Provided records:
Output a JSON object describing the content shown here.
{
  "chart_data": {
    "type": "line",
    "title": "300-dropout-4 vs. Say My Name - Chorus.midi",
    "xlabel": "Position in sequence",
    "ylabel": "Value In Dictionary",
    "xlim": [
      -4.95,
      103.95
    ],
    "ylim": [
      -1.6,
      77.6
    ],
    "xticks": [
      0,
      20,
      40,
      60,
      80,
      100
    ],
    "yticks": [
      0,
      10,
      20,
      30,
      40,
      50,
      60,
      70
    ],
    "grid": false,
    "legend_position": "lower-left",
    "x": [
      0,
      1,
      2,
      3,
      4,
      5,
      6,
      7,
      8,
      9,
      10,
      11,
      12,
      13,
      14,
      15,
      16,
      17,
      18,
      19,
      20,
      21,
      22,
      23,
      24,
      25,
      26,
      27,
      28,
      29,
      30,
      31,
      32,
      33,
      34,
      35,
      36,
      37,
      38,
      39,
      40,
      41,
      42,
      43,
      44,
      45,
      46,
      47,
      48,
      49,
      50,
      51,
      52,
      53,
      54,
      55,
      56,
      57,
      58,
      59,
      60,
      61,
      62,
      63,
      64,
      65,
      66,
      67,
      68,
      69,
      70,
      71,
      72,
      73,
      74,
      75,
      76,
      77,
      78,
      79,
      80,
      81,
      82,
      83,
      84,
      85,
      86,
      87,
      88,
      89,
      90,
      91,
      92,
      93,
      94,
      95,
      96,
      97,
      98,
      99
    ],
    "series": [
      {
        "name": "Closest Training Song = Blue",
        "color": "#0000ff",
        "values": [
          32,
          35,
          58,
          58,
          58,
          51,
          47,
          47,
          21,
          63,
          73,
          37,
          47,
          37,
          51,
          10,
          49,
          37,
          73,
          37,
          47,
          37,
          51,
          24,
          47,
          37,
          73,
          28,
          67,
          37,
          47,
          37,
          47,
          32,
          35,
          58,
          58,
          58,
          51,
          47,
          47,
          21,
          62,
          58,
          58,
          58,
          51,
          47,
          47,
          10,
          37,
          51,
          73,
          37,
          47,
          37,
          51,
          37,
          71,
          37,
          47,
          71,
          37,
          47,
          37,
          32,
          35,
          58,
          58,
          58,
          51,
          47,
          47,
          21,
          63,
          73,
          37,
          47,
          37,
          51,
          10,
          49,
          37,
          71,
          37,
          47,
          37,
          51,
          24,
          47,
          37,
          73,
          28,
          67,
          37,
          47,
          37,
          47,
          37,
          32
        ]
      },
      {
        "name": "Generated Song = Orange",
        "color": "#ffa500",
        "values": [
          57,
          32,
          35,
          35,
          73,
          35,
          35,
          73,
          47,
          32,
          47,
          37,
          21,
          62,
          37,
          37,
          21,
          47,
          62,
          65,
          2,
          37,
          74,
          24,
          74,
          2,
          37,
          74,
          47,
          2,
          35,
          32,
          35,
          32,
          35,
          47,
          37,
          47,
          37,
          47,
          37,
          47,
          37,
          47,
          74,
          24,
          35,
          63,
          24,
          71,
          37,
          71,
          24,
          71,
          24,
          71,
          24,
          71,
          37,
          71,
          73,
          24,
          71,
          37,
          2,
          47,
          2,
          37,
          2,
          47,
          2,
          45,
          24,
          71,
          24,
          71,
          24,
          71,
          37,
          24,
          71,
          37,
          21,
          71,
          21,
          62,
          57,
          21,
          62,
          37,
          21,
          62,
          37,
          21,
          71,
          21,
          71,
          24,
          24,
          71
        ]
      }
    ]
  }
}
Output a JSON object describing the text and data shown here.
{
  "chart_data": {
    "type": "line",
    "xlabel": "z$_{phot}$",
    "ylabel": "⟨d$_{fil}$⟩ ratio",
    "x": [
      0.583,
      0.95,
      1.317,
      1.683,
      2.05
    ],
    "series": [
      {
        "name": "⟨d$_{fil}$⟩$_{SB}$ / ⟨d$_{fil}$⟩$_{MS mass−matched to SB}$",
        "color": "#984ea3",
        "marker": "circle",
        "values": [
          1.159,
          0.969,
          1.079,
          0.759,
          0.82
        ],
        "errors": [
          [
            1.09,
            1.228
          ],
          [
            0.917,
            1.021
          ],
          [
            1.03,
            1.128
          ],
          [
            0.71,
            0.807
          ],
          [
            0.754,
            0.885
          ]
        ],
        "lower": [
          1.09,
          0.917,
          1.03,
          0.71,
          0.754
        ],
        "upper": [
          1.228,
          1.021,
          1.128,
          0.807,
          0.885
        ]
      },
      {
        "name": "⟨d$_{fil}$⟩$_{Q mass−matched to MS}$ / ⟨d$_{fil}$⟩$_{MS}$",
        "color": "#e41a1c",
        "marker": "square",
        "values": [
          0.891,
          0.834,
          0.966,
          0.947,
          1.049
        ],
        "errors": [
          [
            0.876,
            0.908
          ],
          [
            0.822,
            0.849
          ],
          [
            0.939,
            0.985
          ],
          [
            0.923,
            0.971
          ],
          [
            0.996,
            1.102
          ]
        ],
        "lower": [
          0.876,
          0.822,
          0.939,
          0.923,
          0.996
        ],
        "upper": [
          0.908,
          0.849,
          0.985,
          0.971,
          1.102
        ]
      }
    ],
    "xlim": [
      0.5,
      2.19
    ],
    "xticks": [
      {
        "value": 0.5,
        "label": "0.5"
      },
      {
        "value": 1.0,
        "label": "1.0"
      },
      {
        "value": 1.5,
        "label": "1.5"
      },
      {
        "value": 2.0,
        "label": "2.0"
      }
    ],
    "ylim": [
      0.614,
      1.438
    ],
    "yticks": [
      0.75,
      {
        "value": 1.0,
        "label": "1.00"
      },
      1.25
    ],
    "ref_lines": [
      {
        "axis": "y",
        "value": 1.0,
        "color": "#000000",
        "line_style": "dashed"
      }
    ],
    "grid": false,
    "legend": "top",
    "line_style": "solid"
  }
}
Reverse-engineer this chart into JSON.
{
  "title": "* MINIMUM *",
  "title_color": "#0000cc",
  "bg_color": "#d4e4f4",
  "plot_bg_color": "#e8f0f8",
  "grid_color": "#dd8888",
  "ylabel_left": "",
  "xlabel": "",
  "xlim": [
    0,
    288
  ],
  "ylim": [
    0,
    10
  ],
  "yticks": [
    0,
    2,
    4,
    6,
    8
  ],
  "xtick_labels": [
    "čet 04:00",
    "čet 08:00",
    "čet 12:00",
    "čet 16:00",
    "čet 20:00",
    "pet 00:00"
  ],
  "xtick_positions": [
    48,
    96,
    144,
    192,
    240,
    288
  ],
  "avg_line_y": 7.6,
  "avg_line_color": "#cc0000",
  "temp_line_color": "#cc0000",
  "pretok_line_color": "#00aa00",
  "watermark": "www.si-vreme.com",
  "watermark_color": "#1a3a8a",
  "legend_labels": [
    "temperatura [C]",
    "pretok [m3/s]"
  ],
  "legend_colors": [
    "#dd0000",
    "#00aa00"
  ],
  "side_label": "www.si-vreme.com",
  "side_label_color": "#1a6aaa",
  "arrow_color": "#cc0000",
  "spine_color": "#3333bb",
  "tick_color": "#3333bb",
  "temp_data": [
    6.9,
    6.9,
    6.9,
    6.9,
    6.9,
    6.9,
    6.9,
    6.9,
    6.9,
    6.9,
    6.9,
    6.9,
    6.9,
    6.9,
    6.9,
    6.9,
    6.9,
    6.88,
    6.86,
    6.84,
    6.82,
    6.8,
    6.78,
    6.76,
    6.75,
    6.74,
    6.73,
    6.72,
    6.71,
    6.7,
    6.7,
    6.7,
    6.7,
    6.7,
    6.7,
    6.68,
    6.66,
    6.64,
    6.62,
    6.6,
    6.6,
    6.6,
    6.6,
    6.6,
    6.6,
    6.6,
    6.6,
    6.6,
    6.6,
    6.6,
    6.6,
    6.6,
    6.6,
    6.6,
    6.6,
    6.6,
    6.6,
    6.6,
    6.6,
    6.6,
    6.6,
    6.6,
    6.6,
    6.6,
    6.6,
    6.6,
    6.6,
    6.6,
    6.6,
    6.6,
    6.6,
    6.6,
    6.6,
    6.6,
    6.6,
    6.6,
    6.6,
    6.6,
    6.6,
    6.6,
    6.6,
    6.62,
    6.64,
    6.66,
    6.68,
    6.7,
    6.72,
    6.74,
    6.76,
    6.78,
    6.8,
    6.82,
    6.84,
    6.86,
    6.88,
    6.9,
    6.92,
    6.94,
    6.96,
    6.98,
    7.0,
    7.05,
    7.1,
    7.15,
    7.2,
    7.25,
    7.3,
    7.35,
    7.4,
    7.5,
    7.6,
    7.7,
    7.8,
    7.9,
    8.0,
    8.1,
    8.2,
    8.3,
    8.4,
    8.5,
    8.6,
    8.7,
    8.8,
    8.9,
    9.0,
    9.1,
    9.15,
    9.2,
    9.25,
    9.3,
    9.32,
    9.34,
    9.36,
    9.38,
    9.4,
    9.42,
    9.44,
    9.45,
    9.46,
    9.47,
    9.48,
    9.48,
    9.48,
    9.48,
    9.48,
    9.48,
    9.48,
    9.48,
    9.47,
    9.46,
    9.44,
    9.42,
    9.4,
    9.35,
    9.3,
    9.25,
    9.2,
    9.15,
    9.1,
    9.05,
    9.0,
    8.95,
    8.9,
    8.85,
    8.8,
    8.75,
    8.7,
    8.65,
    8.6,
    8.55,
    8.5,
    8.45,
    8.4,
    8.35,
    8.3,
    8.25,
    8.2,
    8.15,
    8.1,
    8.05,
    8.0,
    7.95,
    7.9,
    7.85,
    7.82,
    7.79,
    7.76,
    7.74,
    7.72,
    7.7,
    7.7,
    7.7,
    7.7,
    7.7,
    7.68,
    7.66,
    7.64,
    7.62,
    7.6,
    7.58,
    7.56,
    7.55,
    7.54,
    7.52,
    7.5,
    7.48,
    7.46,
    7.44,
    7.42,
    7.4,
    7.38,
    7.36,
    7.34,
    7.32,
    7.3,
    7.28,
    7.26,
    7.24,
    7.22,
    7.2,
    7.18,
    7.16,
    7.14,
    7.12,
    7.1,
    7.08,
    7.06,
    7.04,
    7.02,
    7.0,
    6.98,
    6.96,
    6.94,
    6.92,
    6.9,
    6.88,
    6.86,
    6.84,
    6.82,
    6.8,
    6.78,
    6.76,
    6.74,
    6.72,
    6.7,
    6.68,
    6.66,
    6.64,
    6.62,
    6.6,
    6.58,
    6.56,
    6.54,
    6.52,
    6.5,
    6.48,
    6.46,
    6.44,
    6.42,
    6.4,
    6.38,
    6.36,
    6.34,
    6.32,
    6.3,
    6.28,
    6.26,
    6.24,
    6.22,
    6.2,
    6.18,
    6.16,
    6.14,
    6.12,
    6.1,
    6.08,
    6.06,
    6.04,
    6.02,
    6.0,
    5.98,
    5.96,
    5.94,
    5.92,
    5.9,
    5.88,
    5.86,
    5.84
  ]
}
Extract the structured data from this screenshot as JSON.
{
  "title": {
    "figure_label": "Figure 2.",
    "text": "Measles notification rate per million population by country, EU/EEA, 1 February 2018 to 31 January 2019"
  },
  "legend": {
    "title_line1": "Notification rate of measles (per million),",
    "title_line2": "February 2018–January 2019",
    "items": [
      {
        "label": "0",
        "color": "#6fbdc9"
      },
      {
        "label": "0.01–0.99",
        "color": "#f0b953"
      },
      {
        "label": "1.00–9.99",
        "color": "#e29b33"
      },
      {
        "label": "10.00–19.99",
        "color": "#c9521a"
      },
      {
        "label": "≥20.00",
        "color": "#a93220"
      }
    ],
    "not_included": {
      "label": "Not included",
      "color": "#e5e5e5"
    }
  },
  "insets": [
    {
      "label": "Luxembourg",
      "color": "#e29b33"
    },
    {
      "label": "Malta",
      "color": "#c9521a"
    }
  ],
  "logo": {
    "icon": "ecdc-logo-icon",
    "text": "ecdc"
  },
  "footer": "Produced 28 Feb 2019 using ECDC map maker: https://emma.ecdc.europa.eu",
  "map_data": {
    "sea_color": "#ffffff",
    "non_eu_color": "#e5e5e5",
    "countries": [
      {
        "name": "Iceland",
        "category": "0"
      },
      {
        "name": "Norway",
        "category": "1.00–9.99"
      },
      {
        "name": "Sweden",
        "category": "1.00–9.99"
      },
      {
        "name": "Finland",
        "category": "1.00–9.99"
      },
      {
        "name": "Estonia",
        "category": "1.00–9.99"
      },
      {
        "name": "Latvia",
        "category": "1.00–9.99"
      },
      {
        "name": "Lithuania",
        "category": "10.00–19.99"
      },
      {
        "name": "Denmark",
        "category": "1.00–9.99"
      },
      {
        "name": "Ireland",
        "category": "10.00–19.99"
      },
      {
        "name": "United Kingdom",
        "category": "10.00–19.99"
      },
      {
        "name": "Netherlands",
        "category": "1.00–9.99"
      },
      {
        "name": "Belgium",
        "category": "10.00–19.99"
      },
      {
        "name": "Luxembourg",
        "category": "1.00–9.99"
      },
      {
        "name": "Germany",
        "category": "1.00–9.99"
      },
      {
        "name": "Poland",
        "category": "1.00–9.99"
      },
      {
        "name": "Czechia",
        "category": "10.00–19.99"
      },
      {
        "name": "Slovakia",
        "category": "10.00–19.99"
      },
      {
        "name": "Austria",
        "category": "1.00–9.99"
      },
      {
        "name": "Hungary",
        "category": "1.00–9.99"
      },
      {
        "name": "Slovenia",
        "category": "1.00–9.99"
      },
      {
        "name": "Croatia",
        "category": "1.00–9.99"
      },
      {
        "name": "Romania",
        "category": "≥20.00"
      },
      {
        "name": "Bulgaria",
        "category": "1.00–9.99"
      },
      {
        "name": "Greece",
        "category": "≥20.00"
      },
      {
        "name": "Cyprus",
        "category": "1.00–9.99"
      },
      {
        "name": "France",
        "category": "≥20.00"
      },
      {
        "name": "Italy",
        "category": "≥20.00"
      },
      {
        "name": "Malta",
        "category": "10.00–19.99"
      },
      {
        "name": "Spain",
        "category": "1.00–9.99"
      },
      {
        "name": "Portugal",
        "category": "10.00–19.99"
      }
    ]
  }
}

Required work:
List every line in the records above that contains the word "million".

Solution to the problem:
    "text": "Measles notification rate per million population by country, EU/EEA, 1 February 2018 to 31 January 2019"
    "title_line1": "Notification rate of measles (per million),",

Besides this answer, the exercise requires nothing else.